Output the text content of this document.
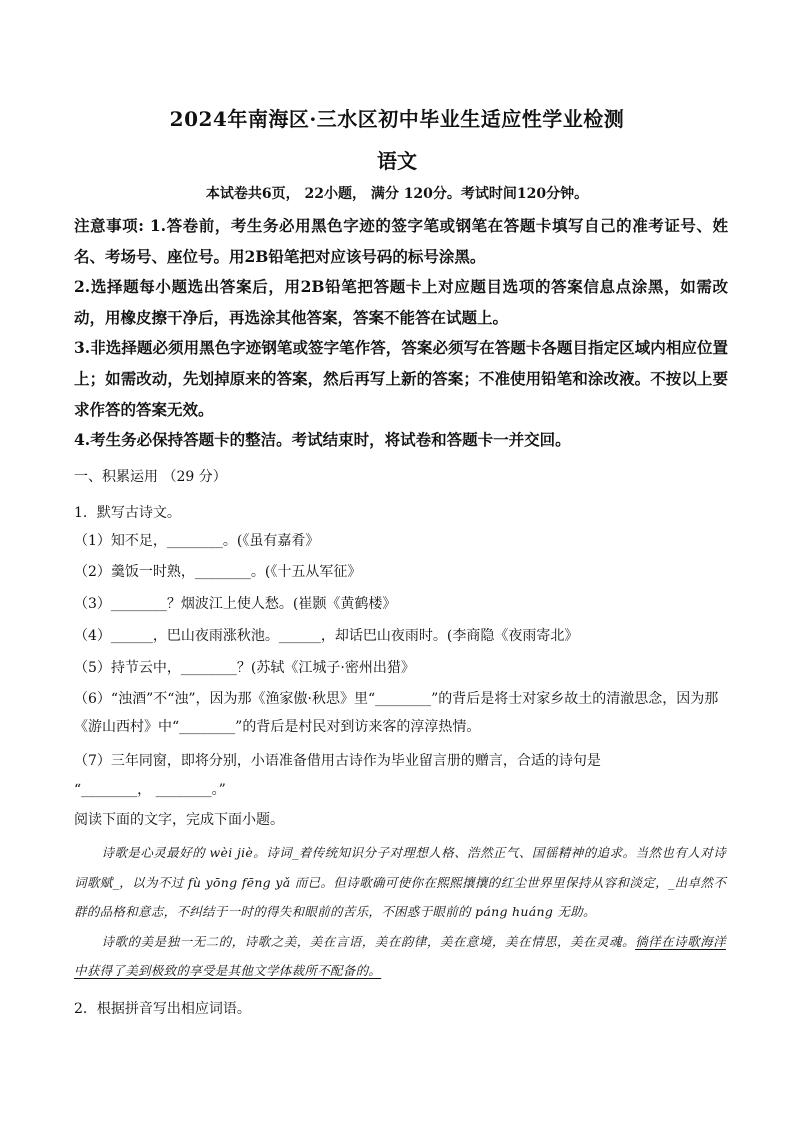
2024年南海区·三水区初中毕业生适应性学业检测
语文
本试卷共6页， 22小题， 满分 120分。考试时间120分钟。

注意事项: 1.答卷前，考生务必用黑色字迹的签字笔或钢笔在答题卡填写自己的准考证号、姓名、考场号、座位号。用2B铅笔把对应该号码的标号涂黑。

2.选择题每小题选出答案后，用2B铅笔把答题卡上对应题目选项的答案信息点涂黑，如需改动，用橡皮擦干净后，再选涂其他答案，答案不能答在试题上。

3.非选择题必须用黑色字迹钢笔或签字笔作答，答案必须写在答题卡各题目指定区域内相应位置上；如需改动，先划掉原来的答案，然后再写上新的答案；不准使用铅笔和涂改液。不按以上要求作答的答案无效。

4.考生务必保持答题卡的整洁。考试结束时，将试卷和答题卡一并交回。

一、积累运用 （29 分）
1．默写古诗文。
（1）知不足，________。(《虽有嘉肴》
（2）羹饭一时熟，________。(《十五从军征》
（3）________？烟波江上使人愁。(崔颢《黄鹤楼》
（4）______，巴山夜雨涨秋池。______，却话巴山夜雨时。(李商隐《夜雨寄北》
（5）持节云中，________？(苏轼《江城子·密州出猎》
（6）“浊酒”不“浊”，因为那《渔家傲·秋思》里“________”的背后是将士对家乡故土的清澈思念，因为那
《游山西村》中“________”的背后是村民对到访来客的淳淳热情。
（7）三年同窗，即将分别，小语准备借用古诗作为毕业留言册的赠言，合适的诗句是
“________， ________。”
阅读下面的文字，完成下面小题。

诗歌是心灵最好的 wèi jiè。诗词_着传统知识分子对理想人格、浩然正气、国徭精神的追求。当然也有人对诗词歌赋_，以为不过 fù yōng fēng yǎ 而已。但诗歌确可使你在熙熙攘攘的红尘世界里保持从容和淡定，_出卓然不群的品格和意志，不纠结于一时的得失和眼前的苦乐，不困惑于眼前的 páng huáng 无助。

诗歌的美是独一无二的，诗歌之美，美在言语，美在韵律，美在意境，美在情思，美在灵魂。徜徉在诗歌海洋中获得了美到极致的享受是其他文学体裁所不配备的。

2．根据拼音写出相应词语。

- - - - - - -

Copy out the whole listing exactly, and don't carry over any pictures.

Output the text content of this document.
2024年南海区·三水区初中毕业生适应性学业检测
语文
本试卷共6页， 22小题， 满分 120分。考试时间120分钟。

注意事项: 1.答卷前，考生务必用黑色字迹的签字笔或钢笔在答题卡填写自己的准考证号、姓名、考场号、座位号。用2B铅笔把对应该号码的标号涂黑。

2.选择题每小题选出答案后，用2B铅笔把答题卡上对应题目选项的答案信息点涂黑，如需改动，用橡皮擦干净后，再选涂其他答案，答案不能答在试题上。

3.非选择题必须用黑色字迹钢笔或签字笔作答，答案必须写在答题卡各题目指定区域内相应位置上；如需改动，先划掉原来的答案，然后再写上新的答案；不准使用铅笔和涂改液。不按以上要求作答的答案无效。

4.考生务必保持答题卡的整洁。考试结束时，将试卷和答题卡一并交回。

一、积累运用 （29 分）
1．默写古诗文。
（1）知不足，________。(《虽有嘉肴》
（2）羹饭一时熟，________。(《十五从军征》
（3）________？烟波江上使人愁。(崔颢《黄鹤楼》
（4）______，巴山夜雨涨秋池。______，却话巴山夜雨时。(李商隐《夜雨寄北》
（5）持节云中，________？(苏轼《江城子·密州出猎》
（6）“浊酒”不“浊”，因为那《渔家傲·秋思》里“________”的背后是将士对家乡故土的清澈思念，因为那
《游山西村》中“________”的背后是村民对到访来客的淳淳热情。
（7）三年同窗，即将分别，小语准备借用古诗作为毕业留言册的赠言，合适的诗句是
“________， ________。”
阅读下面的文字，完成下面小题。

诗歌是心灵最好的 wèi jiè。诗词_着传统知识分子对理想人格、浩然正气、国徭精神的追求。当然也有人对诗词歌赋_，以为不过 fù yōng fēng yǎ 而已。但诗歌确可使你在熙熙攘攘的红尘世界里保持从容和淡定，_出卓然不群的品格和意志，不纠结于一时的得失和眼前的苦乐，不困惑于眼前的 páng huáng 无助。

诗歌的美是独一无二的，诗歌之美，美在言语，美在韵律，美在意境，美在情思，美在灵魂。徜徉在诗歌海洋中获得了美到极致的享受是其他文学体裁所不配备的。

2．根据拼音写出相应词语。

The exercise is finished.